Problem to work on — Pull out every line below holding the word "Hamed".

[Records from a data source]
— BEGIN —
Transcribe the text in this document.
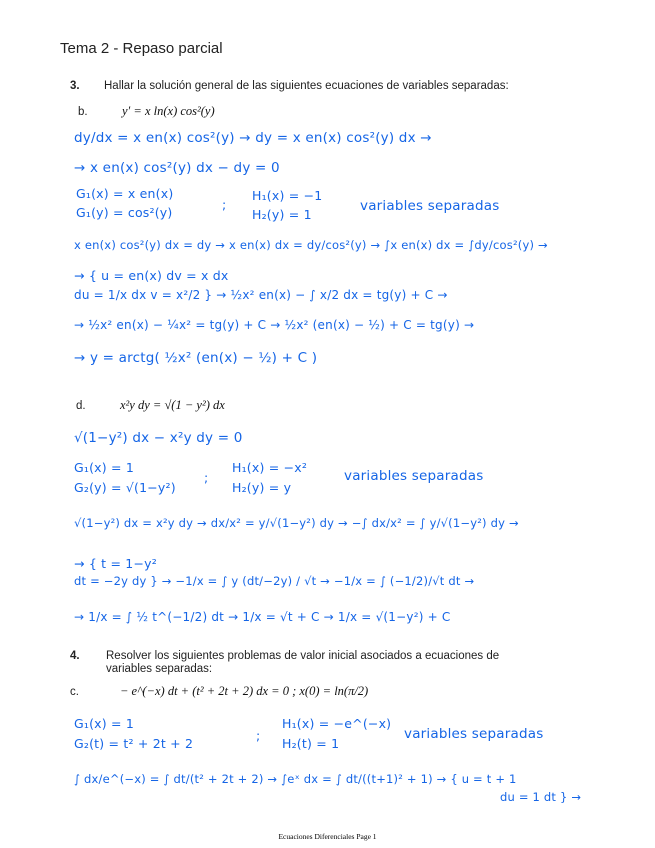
Tema 2 - Repaso parcial
3. Hallar la solución general de las siguientes ecuaciones de variables separadas:
b.	y′ = x ln(x) cos²(y)
dy/dx = x en(x) cos²(y) → dy = x en(x) cos²(y) dx →
→ x en(x) cos²(y) dx − dy = 0
G₁(x) = x en(x)
G₁(y) = cos²(y)
;
H₁(x) = −1
H₂(y) = 1
variables separadas
x en(x) cos²(y) dx = dy → x en(x) dx = dy/cos²(y) → ∫x en(x) dx = ∫dy/cos²(y) →
→ { u = en(x) dv = x dx
du = 1/x dx v = x²/2 } → ½x² en(x) − ∫ x/2 dx = tg(y) + C →
→ ½x² en(x) − ¼x² = tg(y) + C → ½x² (en(x) − ½) + C = tg(y) →
→ y = arctg( ½x² (en(x) − ½) + C )
d.	x²y dy = √(1 − y²) dx
√(1−y²) dx − x²y dy = 0
G₁(x) = 1
G₂(y) = √(1−y²)
;
H₁(x) = −x²
H₂(y) = y
variables separadas
√(1−y²) dx = x²y dy → dx/x² = y/√(1−y²) dy → −∫ dx/x² = ∫ y/√(1−y²) dy →
→ { t = 1−y²
dt = −2y dy } → −1/x = ∫ y (dt/−2y) / √t → −1/x = ∫ (−1/2)/√t dt →
→ 1/x = ∫ ½ t^(−1/2) dt → 1/x = √t + C → 1/x = √(1−y²) + C
4. Resolver los siguientes problemas de valor inicial asociados a ecuaciones de
variables separadas:
c.	− e^(−x) dt + (t² + 2t + 2) dx = 0 ; x(0) = ln(π/2)
G₁(x) = 1
G₂(t) = t² + 2t + 2
;
H₁(x) = −e^(−x)
H₂(t) = 1
variables separadas
∫ dx/e^(−x) = ∫ dt/(t² + 2t + 2) → ∫eˣ dx = ∫ dt/((t+1)² + 1) → { u = t + 1
du = 1 dt } →
Ecuaciones Diferenciales Page 1
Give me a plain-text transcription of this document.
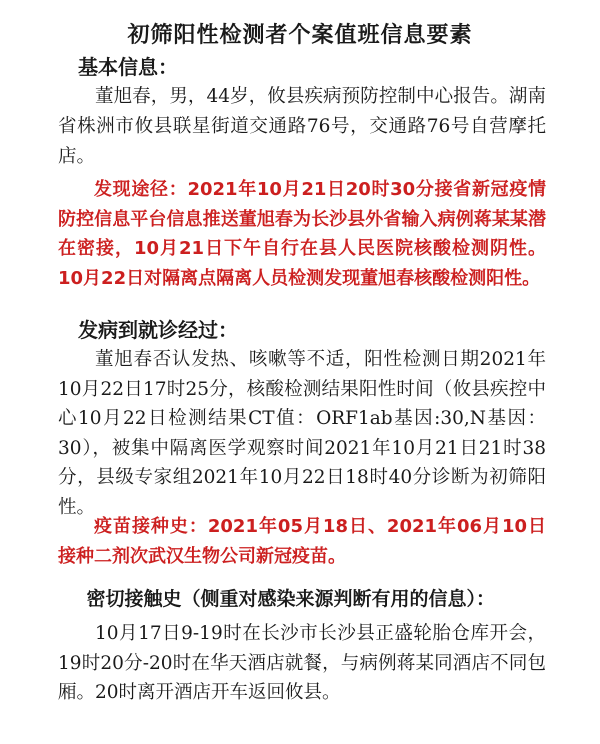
初筛阳性检测者个案值班信息要素
基本信息：
董旭春，男，44岁，攸县疾病预防控制中心报告。湖南省株洲市攸县联星街道交通路76号，交通路76号自营摩托店。
发现途径：2021年10月21日20时30分接省新冠疫情防控信息平台信息推送董旭春为长沙县外省输入病例蒋某某潜在密接，10月21日下午自行在县人民医院核酸检测阴性。10月22日对隔离点隔离人员检测发现董旭春核酸检测阳性。
发病到就诊经过：
董旭春否认发热、咳嗽等不适，阳性检测日期2021年10月22日17时25分，核酸检测结果阳性时间（攸县疾控中心10月22日检测结果CT值：ORF1ab基因:30,N基因：30），被集中隔离医学观察时间2021年10月21日21时38分，县级专家组2021年10月22日18时40分诊断为初筛阳性。
疫苗接种史：2021年05月18日、2021年06月10日接种二剂次武汉生物公司新冠疫苗。
密切接触史（侧重对感染来源判断有用的信息）：
10月17日9-19时在长沙市长沙县正盛轮胎仓库开会，19时20分-20时在华天酒店就餐，与病例蒋某同酒店不同包厢。20时离开酒店开车返回攸县。
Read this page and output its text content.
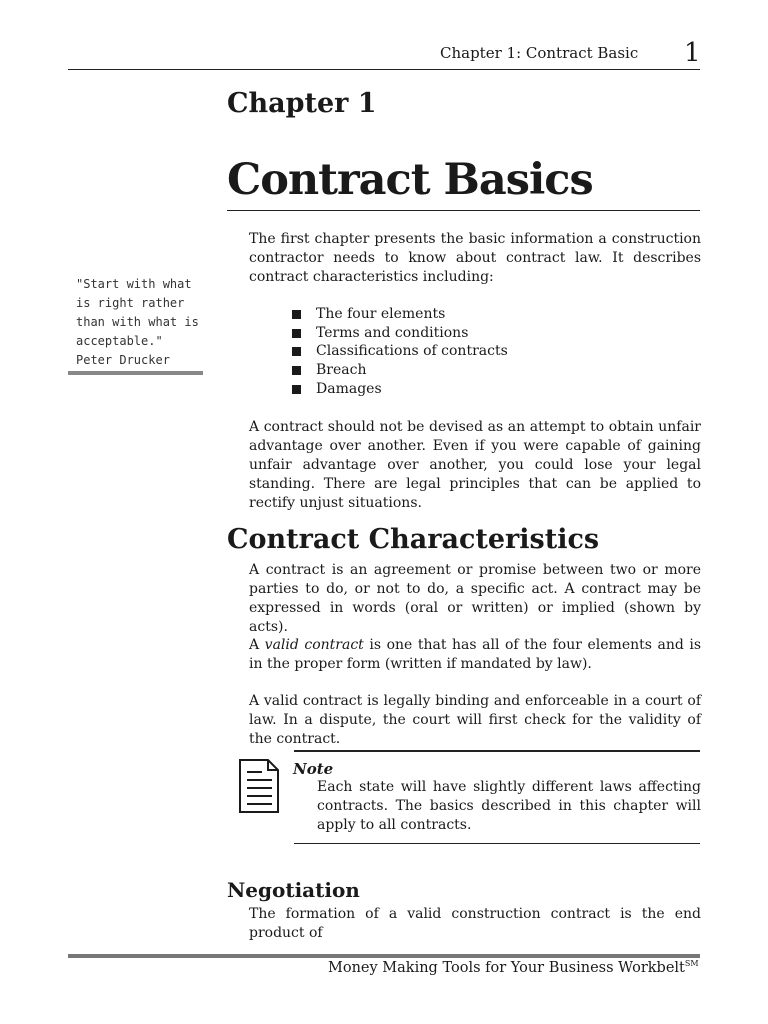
Chapter 1: Contract Basic 1
Chapter 1
Contract Basics
The first chapter presents the basic information a construction contractor needs to know about contract law. It describes contract characteristics including:
"Start with what
is right rather
than with what is
acceptable."
Peter Drucker
The four elements
Terms and conditions
Classifications of contracts
Breach
Damages
A contract should not be devised as an attempt to obtain unfair advantage over another. Even if you were capable of gaining unfair advantage over another, you could lose your legal standing. There are legal principles that can be applied to rectify unjust situations.
Contract Characteristics
A contract is an agreement or promise between two or more parties to do, or not to do, a specific act. A contract may be expressed in words (oral or written) or implied (shown by acts).
A valid contract is one that has all of the four elements and is in the proper form (written if mandated by law).
A valid contract is legally binding and enforceable in a court of law. In a dispute, the court will first check for the validity of the contract.
Note
Each state will have slightly different laws affecting contracts. The basics described in this chapter will apply to all contracts.
Negotiation
The formation of a valid construction contract is the end product of
Money Making Tools for Your Business Workbelt℠
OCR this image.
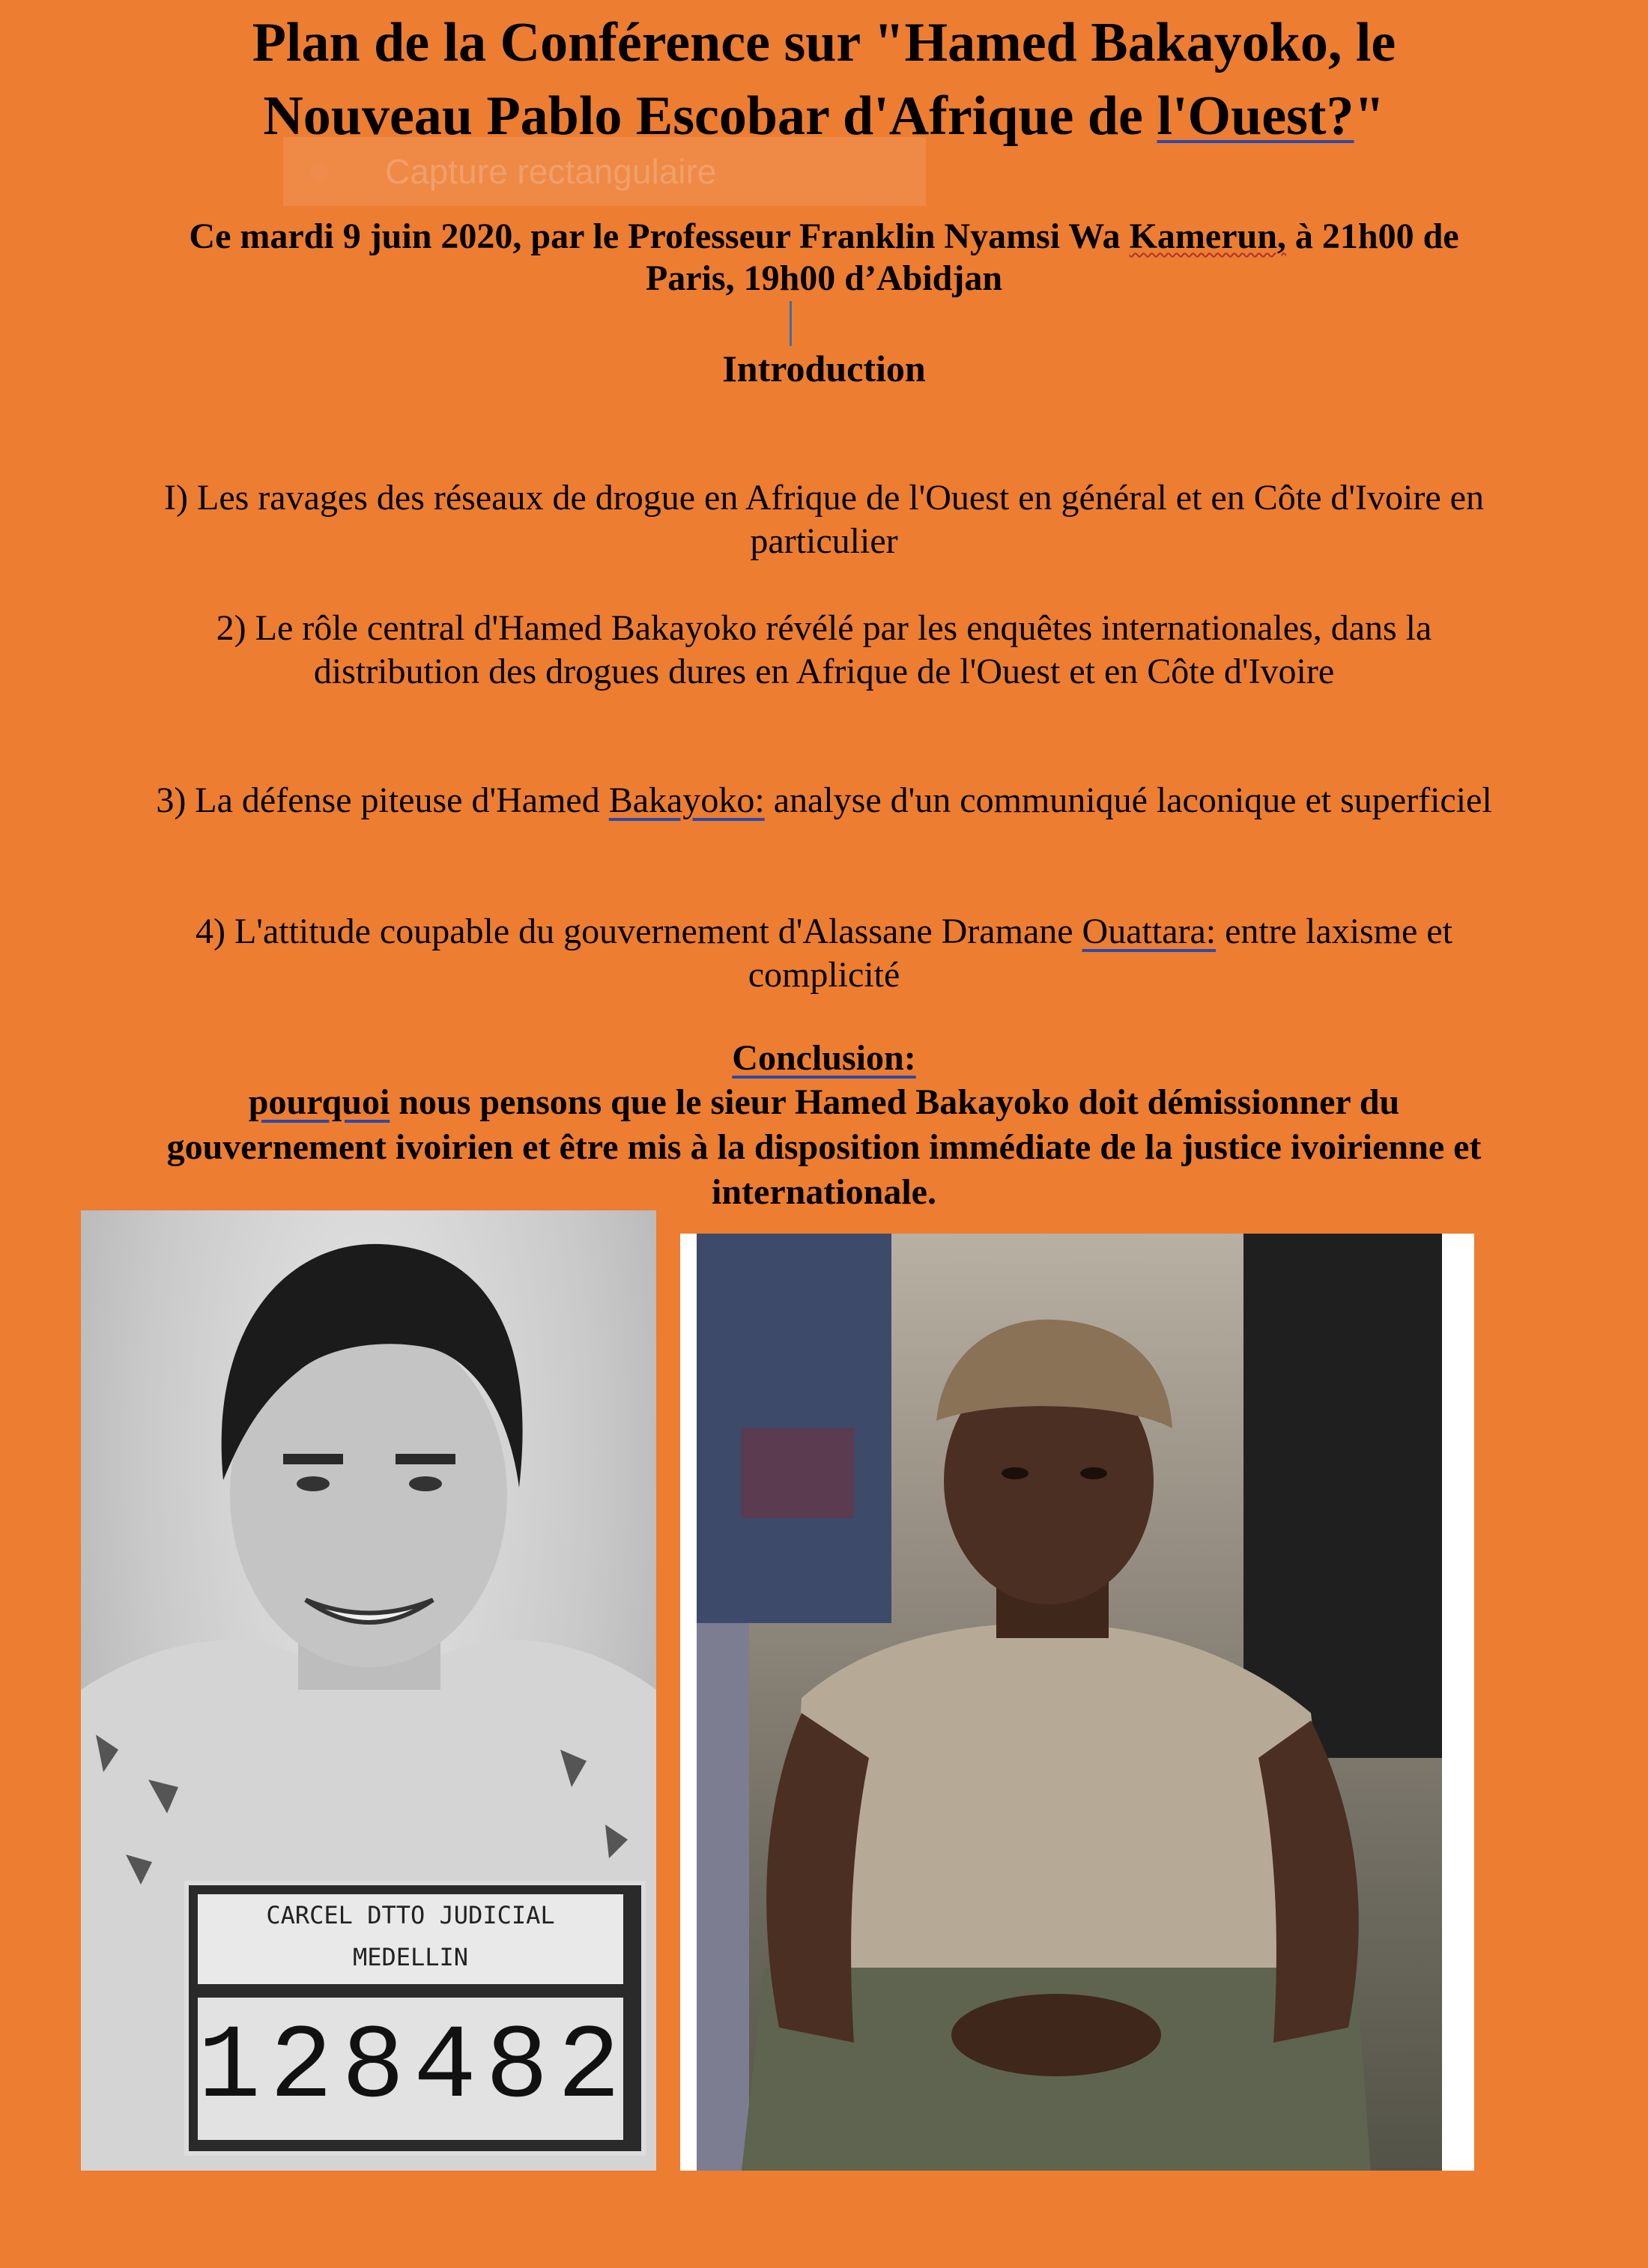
Plan de la Conférence sur "Hamed Bakayoko, le
Nouveau Pablo Escobar d'Afrique de l'Ouest?"
Capture rectangulaire
Ce mardi 9 juin 2020, par le Professeur Franklin Nyamsi Wa Kamerun, à 21h00 de
Paris, 19h00 d’Abidjan
Introduction
I) Les ravages des réseaux de drogue en Afrique de l'Ouest en général et en Côte d'Ivoire en
particulier
2) Le rôle central d'Hamed Bakayoko révélé par les enquêtes internationales, dans la
distribution des drogues dures en Afrique de l'Ouest et en Côte d'Ivoire
3) La défense piteuse d'Hamed Bakayoko: analyse d'un communiqué laconique et superficiel
4) L'attitude coupable du gouvernement d'Alassane Dramane Ouattara: entre laxisme et
complicité
Conclusion:
pourquoi nous pensons que le sieur Hamed Bakayoko doit démissionner du
gouvernement ivoirien et être mis à la disposition immédiate de la justice ivoirienne et
internationale.
CARCEL DTTO JUDICIAL
MEDELLIN
128482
— END —
Task answer —
Plan de la Conférence sur "Hamed Bakayoko, le
2) Le rôle central d'Hamed Bakayoko révélé par les enquêtes internationales, dans la
3) La défense piteuse d'Hamed Bakayoko: analyse d'un communiqué laconique et superficiel
pourquoi nous pensons que le sieur Hamed Bakayoko doit démissionner du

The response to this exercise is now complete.